═══ Dataset ═══

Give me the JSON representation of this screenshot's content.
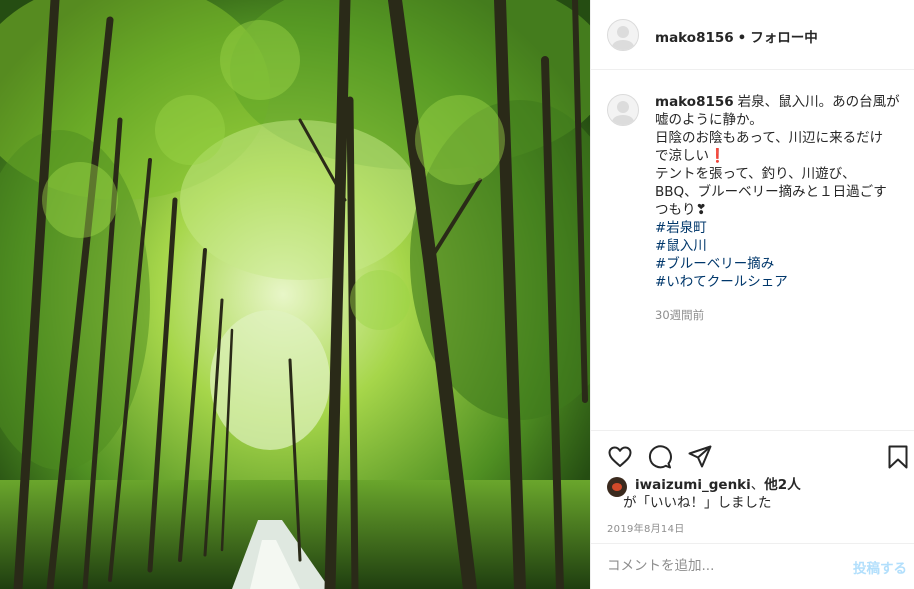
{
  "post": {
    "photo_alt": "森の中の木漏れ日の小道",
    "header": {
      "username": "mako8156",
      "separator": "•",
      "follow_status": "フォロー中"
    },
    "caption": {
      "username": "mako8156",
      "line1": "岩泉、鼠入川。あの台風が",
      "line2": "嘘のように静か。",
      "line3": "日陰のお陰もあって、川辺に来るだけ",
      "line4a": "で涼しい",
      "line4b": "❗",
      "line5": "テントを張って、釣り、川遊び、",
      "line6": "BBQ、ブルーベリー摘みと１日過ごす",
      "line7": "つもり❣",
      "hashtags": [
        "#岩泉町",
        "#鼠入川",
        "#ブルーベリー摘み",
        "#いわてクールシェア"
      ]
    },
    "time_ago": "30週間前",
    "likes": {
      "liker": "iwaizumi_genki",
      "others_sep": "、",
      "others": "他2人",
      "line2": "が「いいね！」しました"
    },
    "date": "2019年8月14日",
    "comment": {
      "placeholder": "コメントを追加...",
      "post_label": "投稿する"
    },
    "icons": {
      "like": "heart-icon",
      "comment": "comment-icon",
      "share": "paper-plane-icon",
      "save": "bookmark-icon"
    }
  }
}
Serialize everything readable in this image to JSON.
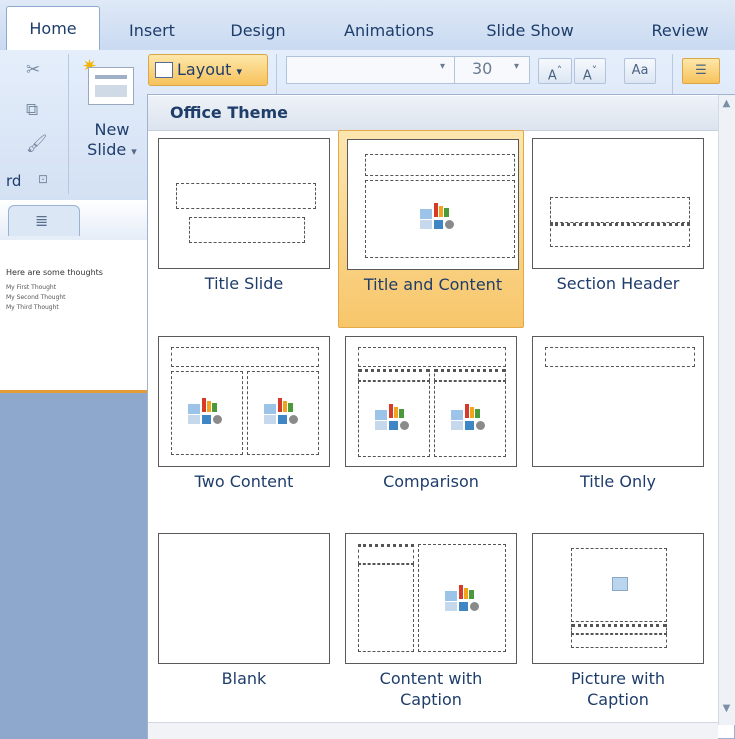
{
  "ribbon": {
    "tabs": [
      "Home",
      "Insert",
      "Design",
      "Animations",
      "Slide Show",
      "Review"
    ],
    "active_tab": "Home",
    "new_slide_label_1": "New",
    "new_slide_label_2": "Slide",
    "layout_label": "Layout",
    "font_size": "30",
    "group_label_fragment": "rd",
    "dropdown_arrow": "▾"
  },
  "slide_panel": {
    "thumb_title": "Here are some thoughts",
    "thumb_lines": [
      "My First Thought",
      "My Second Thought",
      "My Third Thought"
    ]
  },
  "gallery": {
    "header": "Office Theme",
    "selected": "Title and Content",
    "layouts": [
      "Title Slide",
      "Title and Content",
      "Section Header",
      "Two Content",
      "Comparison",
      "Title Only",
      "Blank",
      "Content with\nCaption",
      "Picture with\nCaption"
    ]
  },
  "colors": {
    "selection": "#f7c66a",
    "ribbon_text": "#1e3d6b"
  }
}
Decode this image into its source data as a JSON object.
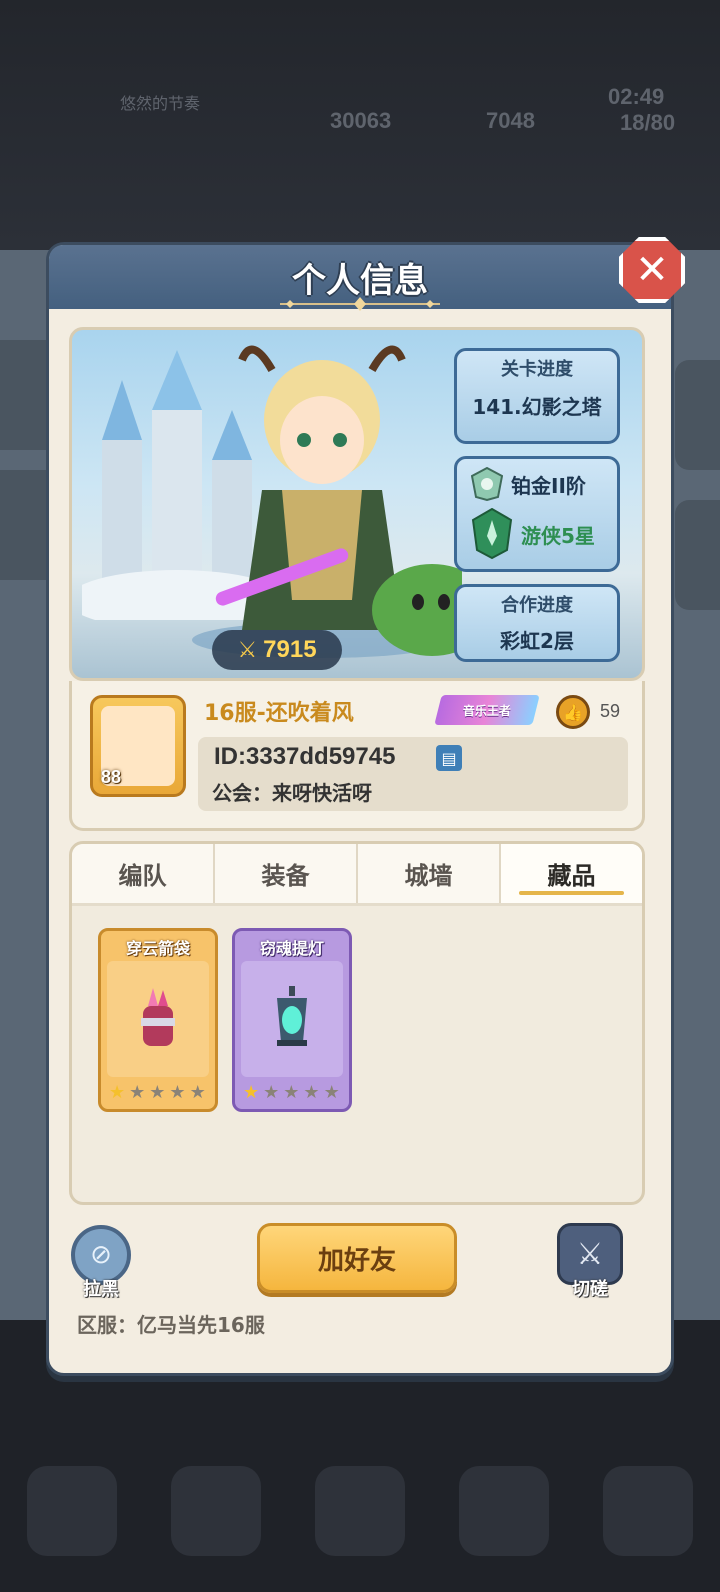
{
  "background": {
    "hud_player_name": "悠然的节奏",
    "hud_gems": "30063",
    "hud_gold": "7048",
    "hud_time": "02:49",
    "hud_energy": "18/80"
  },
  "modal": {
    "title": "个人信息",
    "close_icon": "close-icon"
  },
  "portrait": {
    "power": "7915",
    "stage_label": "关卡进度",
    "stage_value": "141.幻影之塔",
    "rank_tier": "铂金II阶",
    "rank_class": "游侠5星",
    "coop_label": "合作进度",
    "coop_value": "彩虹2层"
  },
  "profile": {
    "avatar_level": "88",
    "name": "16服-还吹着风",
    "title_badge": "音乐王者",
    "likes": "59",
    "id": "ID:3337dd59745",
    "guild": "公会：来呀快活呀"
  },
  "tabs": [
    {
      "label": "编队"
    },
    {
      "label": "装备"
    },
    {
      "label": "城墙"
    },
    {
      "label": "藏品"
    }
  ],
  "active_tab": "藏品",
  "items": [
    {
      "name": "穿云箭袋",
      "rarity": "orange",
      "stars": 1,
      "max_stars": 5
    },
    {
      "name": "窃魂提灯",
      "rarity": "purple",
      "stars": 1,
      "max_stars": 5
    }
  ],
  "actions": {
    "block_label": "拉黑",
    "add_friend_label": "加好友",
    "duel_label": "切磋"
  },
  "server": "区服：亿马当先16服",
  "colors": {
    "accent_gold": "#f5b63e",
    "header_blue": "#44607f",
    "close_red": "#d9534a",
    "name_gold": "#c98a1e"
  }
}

═══

Do this ▸
Write out each entry exactly as given, but skip the pictures.

Answer to the exercise ▸
Give me the JSON representation of this screenshot's content.
{
  "post": {
    "photo_alt": "森の中の木漏れ日の小道",
    "header": {
      "username": "mako8156",
      "separator": "•",
      "follow_status": "フォロー中"
    },
    "caption": {
      "username": "mako8156",
      "line1": "岩泉、鼠入川。あの台風が",
      "line2": "嘘のように静か。",
      "line3": "日陰のお陰もあって、川辺に来るだけ",
      "line4a": "で涼しい",
      "line4b": "❗",
      "line5": "テントを張って、釣り、川遊び、",
      "line6": "BBQ、ブルーベリー摘みと１日過ごす",
      "line7": "つもり❣",
      "hashtags": [
        "#岩泉町",
        "#鼠入川",
        "#ブルーベリー摘み",
        "#いわてクールシェア"
      ]
    },
    "time_ago": "30週間前",
    "likes": {
      "liker": "iwaizumi_genki",
      "others_sep": "、",
      "others": "他2人",
      "line2": "が「いいね！」しました"
    },
    "date": "2019年8月14日",
    "comment": {
      "placeholder": "コメントを追加...",
      "post_label": "投稿する"
    },
    "icons": {
      "like": "heart-icon",
      "comment": "comment-icon",
      "share": "paper-plane-icon",
      "save": "bookmark-icon"
    }
  }
}
Serialize everything readable in this image to JSON.
{
  "ribbon": {
    "tabs": [
      "Home",
      "Insert",
      "Design",
      "Animations",
      "Slide Show",
      "Review"
    ],
    "active_tab": "Home",
    "new_slide_label_1": "New",
    "new_slide_label_2": "Slide",
    "layout_label": "Layout",
    "font_size": "30",
    "group_label_fragment": "rd",
    "dropdown_arrow": "▾"
  },
  "slide_panel": {
    "thumb_title": "Here are some thoughts",
    "thumb_lines": [
      "My First Thought",
      "My Second Thought",
      "My Third Thought"
    ]
  },
  "gallery": {
    "header": "Office Theme",
    "selected": "Title and Content",
    "layouts": [
      "Title Slide",
      "Title and Content",
      "Section Header",
      "Two Content",
      "Comparison",
      "Title Only",
      "Blank",
      "Content with\nCaption",
      "Picture with\nCaption"
    ]
  },
  "colors": {
    "selection": "#f7c66a",
    "ribbon_text": "#1e3d6b"
  }
}
Decode this image into its source data as a JSON object.
{
  "background": {
    "hud_player_name": "悠然的节奏",
    "hud_gems": "30063",
    "hud_gold": "7048",
    "hud_time": "02:49",
    "hud_energy": "18/80"
  },
  "modal": {
    "title": "个人信息",
    "close_icon": "close-icon"
  },
  "portrait": {
    "power": "7915",
    "stage_label": "关卡进度",
    "stage_value": "141.幻影之塔",
    "rank_tier": "铂金II阶",
    "rank_class": "游侠5星",
    "coop_label": "合作进度",
    "coop_value": "彩虹2层"
  },
  "profile": {
    "avatar_level": "88",
    "name": "16服-还吹着风",
    "title_badge": "音乐王者",
    "likes": "59",
    "id": "ID:3337dd59745",
    "guild": "公会：来呀快活呀"
  },
  "tabs": [
    {
      "label": "编队"
    },
    {
      "label": "装备"
    },
    {
      "label": "城墙"
    },
    {
      "label": "藏品"
    }
  ],
  "active_tab": "藏品",
  "items": [
    {
      "name": "穿云箭袋",
      "rarity": "orange",
      "stars": 1,
      "max_stars": 5
    },
    {
      "name": "窃魂提灯",
      "rarity": "purple",
      "stars": 1,
      "max_stars": 5
    }
  ],
  "actions": {
    "block_label": "拉黑",
    "add_friend_label": "加好友",
    "duel_label": "切磋"
  },
  "server": "区服：亿马当先16服",
  "colors": {
    "accent_gold": "#f5b63e",
    "header_blue": "#44607f",
    "close_red": "#d9534a",
    "name_gold": "#c98a1e"
  }
}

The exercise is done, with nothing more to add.